Given request A: In the powerlifting meet text, retype everything from "Some people are" down to "meet understands this.".
Given request B:
Answer these questions from the powerlifting meet text:
(i) Within how many months of training does the author encourage young novice female lifters to enter a meet?
(ii) What minimum percentage of the workouts before the meet must a beginner commit to hitting?
(iii) How many powerlifting meets a year does the author hold at the gym?

Excerpted text:
· · · · · · ·

Making the decision to compete
I am frequently asked about the right time to enter a woman in her first meet. There is no right answer to this and is highly dependent on the personality and expectations of the individual. I strongly believe that having a concrete goal to focus on provides motivation, increases adherence and yields personal reward including a boost in self-confidence. Some women are comfortable competing very early on in their lifting careers. They want to step out there and see what they can do much like a recreational runner entering a local 5K. It's more about getting out there and following through with a goal then the actual numbers. The meet is also a fabulous place to show off strength, skill and hard work to friends and family. As a full time strength coach, I encourage my young novice female lifters to enter a meet within their first 3 to 6 months of training. I find that it maintains focus and excitement. On the other hand, I often wait longer to put my older female clients in meets. Not to generalize but it has been my experience that the older women are less comfortable putting themselves out there in a competitive setting with an audience. There are always exceptions. Additionally, many lifters will never compete. I never push anyone that does not want to. If I believe that they would enjoy it I ask them to come to one meet as a spectator and then another as a volunteer before signing up to compete. Initially women seem to be less concerned with the numbers that they put up or how they stack up to the rest of the competition as compared to men. Most women that are new to the sport just want to not look silly or be embarrassed the first time. This changes as a female lifter matures in her career.
When is the right time to choose a meet?
A novice lifter can prep in as little as 8 weeks for a meet. The further along a woman is in her training the further in advance a meet should be planned for. This is due to rate of adaptation and gains. A new lifter can PR lifts from training session to training session. An advanced lifter such as myself peaks three or less times a years as gains have slowed down. My recommendation for a first time lifter is to choose a meet 8-12 weeks in advance. This is a period of time that most people can wrap their heads around when it comes to sticking to a goal. It is also a chunk of time that you can look at on a calendar and see what obstacles are in the way. For a beginner, I have her look at the calendar as we select a meet and let her know that she must commit to hitting a minimum of 80% of the workouts in the weeks leading up to the meet. Basically, if it's a 10-week prep and she is traveling or absent for one reason or another for more than 2 weeks of it the timing is poor. Please bear in mind that I am speaking about a novice lifter. It would be unacceptable for a high level advanced lifter to have training interruption of that nature.
What meet to choose?
Some people are very partial to federation. The things that I like to look at for a novice are entry costs, size of the meet, proximity to the home/gym and comfort of the venue and warm-up area. I am the SPF state chair of North Carolina and hold four powerlifting meets a year at my gym so this one is a no brainer for my athletes. If I were in a different position, I would enter my athletes in the smallest, closest, least expensive meets. I look for a low intimidation factor and a meet that will be over in a half a day. There are many highs and lows in a powerlifting meet and the long days are physically and mentally exhausting. I understand that in addition to novice lifters I am dealing with novice spectators that are unaware of the "joys" of a powerlifting meet. Anyone that has ever sat through (or smelled) a powerlifting meet understands this.

· · · · · · ·

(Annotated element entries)
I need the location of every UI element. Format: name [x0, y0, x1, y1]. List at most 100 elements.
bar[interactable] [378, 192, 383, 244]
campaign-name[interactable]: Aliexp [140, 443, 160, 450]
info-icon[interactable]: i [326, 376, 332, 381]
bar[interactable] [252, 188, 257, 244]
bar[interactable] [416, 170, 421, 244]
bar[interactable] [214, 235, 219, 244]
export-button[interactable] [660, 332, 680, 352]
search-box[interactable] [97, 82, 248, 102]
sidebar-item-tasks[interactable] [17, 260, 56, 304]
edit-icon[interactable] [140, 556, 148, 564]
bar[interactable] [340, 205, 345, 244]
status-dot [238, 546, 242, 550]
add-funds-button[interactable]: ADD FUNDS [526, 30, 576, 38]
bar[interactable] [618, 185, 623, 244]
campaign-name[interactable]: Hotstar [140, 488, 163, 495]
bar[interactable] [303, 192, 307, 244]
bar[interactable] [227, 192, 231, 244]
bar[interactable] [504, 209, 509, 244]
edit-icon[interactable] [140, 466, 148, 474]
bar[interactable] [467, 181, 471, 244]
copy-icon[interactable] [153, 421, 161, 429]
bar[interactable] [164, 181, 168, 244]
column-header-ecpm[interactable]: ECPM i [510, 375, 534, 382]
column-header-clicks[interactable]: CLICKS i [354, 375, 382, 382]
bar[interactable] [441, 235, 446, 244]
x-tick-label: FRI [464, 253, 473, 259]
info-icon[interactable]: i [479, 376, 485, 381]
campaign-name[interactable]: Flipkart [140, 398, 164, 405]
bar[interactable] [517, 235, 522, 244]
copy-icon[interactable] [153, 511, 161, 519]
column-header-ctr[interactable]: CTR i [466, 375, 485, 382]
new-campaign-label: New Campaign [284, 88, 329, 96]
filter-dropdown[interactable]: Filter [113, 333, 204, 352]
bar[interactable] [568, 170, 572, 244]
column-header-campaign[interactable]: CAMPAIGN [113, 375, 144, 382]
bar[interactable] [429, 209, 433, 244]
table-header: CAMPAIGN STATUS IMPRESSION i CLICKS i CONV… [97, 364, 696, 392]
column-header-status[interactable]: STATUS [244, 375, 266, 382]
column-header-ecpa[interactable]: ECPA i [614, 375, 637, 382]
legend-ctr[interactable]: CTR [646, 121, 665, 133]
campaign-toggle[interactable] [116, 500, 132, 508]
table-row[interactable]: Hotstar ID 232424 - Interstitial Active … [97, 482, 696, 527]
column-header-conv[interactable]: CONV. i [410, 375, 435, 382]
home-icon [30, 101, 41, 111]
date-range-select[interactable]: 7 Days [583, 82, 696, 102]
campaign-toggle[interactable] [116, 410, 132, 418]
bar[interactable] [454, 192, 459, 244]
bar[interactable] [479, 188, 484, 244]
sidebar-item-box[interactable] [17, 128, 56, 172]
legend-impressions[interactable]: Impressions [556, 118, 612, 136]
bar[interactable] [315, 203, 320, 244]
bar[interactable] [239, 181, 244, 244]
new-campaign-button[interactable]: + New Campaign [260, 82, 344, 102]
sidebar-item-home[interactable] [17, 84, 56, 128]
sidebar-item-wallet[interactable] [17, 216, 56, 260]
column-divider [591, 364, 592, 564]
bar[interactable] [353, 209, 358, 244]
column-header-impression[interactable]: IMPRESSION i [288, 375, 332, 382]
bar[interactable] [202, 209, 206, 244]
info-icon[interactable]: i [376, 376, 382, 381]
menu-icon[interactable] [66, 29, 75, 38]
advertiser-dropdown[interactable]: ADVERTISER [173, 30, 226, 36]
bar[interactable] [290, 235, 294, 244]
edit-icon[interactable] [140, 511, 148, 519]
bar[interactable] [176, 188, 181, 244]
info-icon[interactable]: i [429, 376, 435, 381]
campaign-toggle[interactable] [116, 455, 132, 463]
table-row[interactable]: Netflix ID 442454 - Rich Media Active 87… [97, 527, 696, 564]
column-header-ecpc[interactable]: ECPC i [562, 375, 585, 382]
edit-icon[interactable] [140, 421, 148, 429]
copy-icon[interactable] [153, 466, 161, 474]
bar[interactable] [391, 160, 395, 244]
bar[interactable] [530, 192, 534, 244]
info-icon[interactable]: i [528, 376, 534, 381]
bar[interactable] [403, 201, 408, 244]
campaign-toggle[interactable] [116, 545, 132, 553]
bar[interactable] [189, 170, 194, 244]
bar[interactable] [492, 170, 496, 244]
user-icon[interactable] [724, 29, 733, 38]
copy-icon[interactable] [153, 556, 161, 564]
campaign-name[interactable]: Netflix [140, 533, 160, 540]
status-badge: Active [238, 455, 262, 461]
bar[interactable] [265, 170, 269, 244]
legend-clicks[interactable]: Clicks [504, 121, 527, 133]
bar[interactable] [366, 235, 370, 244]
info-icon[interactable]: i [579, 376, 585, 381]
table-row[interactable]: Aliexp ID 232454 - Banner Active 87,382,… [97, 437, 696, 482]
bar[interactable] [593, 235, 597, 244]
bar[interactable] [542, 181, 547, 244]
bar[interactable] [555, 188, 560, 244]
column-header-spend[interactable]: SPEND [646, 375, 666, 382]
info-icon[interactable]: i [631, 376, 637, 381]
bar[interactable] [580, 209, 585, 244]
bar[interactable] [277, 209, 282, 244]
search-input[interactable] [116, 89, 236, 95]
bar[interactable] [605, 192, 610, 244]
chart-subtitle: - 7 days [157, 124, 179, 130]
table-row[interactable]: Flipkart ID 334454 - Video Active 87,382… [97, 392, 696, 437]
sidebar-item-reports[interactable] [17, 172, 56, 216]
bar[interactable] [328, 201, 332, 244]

· · · · · · ·

Final result A:
Some people are very partial to federation. The things that I like to look at for a novice are entry costs, size of the meet, proximity to the home/gym and comfort of the venue and warm-up area. I am the SPF state chair of North Carolina and hold four powerlifting meets a year at my gym so this one is a no brainer for my athletes. If I were in a different position, I would enter my athletes in the smallest, closest, least expensive meets. I look for a low intimidation factor and a meet that will be over in a half a day. There are many highs and lows in a powerlifting meet and the long days are physically and mentally exhausting. I understand that in addition to novice lifters I am dealing with novice spectators that are unaware of the "joys" of a powerlifting meet. Anyone that has ever sat through (or smelled) a powerlifting meet understands this.

Final result B:
(i) Within their first 3 to 6 months of training.
(ii) 80%.
(iii) Four.